> [SHORT PROBLEM]: Sort through the entries below and pull out lines containing the word "ktorý".

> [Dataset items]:
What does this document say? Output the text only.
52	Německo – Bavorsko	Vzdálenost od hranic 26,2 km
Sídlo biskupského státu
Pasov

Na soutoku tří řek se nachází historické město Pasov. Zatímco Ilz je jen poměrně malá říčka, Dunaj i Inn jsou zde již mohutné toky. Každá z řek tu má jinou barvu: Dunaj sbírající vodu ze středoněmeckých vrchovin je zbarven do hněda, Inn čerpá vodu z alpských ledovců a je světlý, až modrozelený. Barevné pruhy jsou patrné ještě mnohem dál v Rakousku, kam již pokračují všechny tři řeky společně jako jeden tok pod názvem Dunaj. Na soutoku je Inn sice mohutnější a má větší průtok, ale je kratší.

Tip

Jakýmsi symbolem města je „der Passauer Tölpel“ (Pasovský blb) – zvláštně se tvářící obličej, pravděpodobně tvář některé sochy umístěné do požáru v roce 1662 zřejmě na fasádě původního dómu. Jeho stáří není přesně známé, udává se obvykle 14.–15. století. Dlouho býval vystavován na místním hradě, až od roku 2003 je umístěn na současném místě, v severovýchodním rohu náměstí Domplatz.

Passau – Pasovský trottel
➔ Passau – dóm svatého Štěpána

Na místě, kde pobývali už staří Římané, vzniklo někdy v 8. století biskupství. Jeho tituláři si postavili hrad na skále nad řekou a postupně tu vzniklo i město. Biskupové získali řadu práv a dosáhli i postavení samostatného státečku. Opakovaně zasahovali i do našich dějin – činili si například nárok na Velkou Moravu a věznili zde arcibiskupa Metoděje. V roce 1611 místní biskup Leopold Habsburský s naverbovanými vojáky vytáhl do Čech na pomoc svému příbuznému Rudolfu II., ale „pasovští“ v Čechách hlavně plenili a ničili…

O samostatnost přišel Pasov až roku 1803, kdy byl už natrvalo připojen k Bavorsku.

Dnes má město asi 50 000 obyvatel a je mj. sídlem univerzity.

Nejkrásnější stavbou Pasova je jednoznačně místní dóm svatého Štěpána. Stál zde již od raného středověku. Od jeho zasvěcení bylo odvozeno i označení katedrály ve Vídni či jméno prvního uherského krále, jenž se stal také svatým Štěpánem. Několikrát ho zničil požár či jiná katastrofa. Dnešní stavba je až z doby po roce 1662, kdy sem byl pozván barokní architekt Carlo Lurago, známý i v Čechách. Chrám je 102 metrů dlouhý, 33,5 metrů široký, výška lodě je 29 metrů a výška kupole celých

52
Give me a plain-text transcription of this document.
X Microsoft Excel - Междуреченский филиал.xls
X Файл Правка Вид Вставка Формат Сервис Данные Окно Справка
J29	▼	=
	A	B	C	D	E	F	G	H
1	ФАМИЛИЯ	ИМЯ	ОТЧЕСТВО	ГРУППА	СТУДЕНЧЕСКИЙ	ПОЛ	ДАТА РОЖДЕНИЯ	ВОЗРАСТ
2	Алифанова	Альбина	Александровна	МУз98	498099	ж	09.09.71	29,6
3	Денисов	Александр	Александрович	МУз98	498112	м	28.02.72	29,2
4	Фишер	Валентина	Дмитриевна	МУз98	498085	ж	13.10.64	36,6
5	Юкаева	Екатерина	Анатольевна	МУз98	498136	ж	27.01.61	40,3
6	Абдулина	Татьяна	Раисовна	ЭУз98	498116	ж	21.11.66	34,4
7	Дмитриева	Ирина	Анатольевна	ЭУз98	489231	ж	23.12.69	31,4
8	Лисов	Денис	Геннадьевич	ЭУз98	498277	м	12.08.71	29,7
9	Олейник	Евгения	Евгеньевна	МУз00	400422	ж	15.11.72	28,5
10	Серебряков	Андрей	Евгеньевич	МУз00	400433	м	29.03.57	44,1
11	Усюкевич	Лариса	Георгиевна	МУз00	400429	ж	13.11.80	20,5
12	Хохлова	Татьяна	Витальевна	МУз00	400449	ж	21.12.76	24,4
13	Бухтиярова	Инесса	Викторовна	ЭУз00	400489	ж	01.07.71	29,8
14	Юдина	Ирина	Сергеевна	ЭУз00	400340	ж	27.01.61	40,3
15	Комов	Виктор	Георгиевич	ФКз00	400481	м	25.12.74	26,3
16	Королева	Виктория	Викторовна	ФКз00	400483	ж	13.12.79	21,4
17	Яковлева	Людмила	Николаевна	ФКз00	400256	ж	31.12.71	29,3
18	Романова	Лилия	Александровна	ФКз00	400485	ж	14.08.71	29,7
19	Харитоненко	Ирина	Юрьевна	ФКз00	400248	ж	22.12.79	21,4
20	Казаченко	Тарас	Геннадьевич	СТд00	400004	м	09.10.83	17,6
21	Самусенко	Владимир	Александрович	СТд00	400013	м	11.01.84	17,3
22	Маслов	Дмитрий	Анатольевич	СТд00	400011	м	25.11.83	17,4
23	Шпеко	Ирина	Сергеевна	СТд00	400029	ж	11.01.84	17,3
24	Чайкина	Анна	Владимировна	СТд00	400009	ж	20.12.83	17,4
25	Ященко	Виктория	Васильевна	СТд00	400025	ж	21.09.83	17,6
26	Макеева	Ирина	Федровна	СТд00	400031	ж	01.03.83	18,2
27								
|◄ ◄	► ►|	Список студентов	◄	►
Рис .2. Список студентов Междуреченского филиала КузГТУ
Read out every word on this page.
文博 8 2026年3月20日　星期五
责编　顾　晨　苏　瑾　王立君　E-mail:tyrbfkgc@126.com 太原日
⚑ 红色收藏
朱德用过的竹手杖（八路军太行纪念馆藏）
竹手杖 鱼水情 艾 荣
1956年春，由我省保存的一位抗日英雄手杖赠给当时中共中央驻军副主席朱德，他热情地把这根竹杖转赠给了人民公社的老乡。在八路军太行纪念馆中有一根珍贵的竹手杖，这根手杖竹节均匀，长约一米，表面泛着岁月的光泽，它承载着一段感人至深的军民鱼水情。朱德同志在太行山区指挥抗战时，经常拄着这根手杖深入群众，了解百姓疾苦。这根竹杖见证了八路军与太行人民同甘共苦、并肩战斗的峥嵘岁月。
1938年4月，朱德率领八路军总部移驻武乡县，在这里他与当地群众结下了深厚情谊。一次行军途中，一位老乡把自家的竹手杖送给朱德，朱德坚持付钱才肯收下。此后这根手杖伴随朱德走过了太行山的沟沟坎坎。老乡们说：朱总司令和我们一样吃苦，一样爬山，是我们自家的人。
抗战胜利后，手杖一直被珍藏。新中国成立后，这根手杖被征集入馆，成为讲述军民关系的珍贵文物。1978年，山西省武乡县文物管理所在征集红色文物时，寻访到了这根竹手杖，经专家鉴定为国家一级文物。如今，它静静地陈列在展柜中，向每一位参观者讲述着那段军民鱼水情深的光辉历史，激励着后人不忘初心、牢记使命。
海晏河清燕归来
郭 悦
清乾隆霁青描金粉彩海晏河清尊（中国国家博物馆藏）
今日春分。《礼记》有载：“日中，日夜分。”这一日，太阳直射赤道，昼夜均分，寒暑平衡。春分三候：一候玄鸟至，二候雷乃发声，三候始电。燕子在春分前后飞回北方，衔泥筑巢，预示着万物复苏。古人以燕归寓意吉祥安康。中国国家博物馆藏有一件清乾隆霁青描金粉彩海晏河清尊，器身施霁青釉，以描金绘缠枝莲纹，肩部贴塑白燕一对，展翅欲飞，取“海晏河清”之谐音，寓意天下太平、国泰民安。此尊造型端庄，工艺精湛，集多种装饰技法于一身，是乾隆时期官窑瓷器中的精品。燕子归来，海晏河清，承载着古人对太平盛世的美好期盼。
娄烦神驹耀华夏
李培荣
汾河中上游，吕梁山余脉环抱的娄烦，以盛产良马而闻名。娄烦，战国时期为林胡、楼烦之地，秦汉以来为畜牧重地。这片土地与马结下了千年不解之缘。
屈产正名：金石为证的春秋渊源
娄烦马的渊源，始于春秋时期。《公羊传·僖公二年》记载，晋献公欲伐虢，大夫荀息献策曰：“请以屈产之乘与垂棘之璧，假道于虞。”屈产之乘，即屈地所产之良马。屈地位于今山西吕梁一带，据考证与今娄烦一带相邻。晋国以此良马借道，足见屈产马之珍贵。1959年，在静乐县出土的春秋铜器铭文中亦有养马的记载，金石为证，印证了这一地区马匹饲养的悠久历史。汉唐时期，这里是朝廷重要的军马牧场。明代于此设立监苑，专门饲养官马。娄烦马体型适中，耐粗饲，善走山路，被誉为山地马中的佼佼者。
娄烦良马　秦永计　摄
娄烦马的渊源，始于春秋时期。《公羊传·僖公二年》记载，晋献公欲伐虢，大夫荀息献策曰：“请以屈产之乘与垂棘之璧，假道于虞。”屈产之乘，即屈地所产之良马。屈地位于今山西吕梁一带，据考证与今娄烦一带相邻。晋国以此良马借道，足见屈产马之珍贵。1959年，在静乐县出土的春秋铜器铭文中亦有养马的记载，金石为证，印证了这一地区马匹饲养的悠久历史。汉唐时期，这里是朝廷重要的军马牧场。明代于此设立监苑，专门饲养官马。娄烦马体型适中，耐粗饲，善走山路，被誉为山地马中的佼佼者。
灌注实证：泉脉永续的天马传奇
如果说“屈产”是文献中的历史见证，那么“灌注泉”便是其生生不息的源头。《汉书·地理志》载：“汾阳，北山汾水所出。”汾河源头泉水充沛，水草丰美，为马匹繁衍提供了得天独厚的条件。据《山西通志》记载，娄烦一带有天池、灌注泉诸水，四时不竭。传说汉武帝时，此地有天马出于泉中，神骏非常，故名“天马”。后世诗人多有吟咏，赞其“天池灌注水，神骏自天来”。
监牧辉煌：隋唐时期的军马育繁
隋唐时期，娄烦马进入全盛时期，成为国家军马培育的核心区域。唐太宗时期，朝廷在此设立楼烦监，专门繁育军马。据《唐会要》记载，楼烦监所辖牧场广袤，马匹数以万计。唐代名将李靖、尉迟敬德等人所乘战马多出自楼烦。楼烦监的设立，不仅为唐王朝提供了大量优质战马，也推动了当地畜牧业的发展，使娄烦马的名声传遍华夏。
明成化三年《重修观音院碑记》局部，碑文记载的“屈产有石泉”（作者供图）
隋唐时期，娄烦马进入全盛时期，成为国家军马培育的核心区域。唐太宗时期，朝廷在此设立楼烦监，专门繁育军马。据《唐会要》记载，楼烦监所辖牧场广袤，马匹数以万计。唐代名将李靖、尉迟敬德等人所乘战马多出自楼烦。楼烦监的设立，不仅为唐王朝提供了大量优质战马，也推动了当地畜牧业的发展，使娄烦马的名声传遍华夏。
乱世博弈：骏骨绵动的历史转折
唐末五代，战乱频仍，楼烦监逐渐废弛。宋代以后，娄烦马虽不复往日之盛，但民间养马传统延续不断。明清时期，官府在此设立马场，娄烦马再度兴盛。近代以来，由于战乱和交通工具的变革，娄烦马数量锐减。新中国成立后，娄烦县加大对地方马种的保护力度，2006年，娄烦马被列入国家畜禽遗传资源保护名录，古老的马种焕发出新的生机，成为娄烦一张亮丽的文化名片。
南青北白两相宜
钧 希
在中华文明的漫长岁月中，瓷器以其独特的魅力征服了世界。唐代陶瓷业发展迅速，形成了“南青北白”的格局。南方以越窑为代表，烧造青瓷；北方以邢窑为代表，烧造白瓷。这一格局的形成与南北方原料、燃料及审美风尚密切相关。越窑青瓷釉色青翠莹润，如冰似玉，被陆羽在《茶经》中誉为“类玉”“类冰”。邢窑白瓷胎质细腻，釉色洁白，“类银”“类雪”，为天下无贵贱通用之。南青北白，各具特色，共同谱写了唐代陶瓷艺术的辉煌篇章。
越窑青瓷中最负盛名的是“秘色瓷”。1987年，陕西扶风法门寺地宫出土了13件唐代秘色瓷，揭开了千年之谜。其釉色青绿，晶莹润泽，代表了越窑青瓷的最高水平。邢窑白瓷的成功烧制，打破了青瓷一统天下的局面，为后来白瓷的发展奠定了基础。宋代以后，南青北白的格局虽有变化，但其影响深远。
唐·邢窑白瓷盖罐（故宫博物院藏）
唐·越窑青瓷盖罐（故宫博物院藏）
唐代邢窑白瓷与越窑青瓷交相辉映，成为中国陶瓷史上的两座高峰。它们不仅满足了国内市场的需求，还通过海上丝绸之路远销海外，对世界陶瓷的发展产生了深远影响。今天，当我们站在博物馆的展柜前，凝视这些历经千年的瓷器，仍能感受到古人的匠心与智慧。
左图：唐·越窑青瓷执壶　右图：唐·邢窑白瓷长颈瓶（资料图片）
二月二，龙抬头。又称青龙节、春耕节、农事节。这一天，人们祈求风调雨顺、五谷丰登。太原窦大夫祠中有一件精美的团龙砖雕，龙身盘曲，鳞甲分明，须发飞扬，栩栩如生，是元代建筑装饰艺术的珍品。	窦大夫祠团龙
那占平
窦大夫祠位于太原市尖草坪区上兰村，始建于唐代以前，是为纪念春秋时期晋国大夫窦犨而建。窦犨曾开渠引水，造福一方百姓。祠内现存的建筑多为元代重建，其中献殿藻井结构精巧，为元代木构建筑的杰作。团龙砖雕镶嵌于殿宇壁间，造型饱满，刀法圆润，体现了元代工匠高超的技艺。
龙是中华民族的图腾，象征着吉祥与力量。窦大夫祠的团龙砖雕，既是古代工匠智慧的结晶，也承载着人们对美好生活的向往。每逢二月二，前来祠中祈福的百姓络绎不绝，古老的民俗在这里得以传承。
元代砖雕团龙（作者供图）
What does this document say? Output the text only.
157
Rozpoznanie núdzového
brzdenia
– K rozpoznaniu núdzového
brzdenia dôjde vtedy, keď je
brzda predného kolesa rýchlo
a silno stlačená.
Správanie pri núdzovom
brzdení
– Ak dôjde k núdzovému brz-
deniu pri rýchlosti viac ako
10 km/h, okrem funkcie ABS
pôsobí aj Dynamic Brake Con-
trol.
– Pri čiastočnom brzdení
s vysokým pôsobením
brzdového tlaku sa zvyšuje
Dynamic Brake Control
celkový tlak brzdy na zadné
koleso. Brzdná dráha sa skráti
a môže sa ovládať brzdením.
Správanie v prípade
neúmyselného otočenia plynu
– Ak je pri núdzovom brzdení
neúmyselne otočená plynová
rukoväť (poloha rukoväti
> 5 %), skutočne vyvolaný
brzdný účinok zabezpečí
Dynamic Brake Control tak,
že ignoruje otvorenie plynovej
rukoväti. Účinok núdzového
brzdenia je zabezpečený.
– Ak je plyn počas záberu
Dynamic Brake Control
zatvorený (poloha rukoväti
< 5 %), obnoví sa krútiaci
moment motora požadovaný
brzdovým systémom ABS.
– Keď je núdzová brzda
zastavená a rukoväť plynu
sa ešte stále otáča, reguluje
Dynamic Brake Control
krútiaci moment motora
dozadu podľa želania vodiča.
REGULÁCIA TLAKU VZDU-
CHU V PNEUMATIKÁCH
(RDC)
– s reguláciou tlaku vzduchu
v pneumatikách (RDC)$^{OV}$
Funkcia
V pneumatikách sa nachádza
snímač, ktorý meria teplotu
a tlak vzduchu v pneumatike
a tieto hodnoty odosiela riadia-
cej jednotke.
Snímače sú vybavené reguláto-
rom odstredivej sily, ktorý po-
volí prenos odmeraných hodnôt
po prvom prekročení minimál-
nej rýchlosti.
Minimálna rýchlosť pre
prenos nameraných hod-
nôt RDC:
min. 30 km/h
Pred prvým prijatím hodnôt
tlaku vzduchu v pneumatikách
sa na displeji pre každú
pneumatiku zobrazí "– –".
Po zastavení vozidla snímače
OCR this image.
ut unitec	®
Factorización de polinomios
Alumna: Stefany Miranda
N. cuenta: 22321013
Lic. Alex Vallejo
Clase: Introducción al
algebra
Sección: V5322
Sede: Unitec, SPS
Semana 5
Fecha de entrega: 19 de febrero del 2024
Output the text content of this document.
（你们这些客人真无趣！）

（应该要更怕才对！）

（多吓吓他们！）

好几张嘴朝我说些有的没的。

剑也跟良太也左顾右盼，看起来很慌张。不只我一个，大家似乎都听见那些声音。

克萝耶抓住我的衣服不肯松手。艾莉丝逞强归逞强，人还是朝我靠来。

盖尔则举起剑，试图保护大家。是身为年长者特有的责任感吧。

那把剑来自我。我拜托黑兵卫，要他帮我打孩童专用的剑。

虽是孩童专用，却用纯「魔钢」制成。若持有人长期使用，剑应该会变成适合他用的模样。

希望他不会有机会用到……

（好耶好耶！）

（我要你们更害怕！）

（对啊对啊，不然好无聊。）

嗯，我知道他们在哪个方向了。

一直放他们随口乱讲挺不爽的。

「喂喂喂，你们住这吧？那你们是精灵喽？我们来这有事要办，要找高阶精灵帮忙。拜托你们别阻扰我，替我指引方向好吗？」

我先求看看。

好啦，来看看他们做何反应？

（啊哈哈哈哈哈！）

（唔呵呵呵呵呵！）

> [TASK ANSWER]:
snímač, ktorý meria teplotu
rom odstredivej sily, ktorý po-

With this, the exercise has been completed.